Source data

============================================================

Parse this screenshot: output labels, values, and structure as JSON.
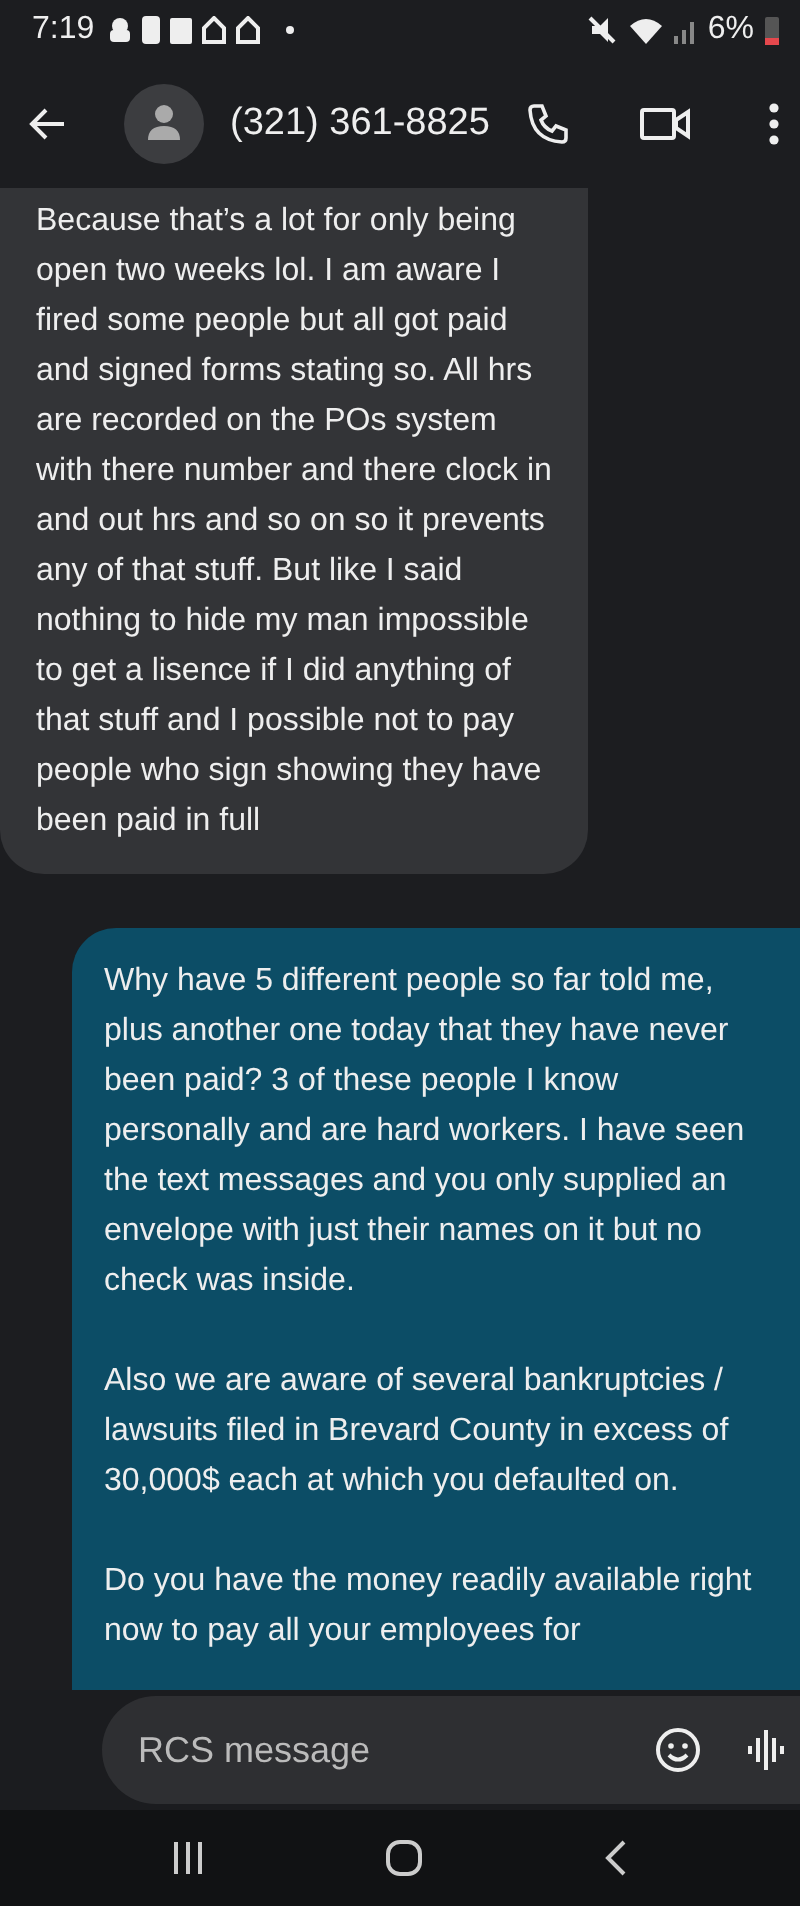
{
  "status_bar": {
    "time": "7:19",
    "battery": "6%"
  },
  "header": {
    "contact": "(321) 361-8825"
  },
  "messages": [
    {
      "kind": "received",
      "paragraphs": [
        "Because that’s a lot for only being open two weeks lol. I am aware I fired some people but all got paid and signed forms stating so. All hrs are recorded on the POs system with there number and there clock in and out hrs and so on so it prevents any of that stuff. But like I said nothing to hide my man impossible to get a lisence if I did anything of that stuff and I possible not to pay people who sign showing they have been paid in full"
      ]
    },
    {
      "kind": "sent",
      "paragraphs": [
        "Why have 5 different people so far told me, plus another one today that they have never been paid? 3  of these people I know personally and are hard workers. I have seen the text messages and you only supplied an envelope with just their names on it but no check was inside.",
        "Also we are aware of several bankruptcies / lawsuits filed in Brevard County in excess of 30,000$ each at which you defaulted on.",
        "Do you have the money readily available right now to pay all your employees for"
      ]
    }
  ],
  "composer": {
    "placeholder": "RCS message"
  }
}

============================================================

Copy out all lines above that include the string "messages".

▶ Correct answer
  "messages": [
        "Why have 5 different people so far told me, plus another one today that they have never been paid? 3  of these people I know personally and are hard workers. I have seen the text messages and you only supplied an envelope with just their names on it but no check was inside.",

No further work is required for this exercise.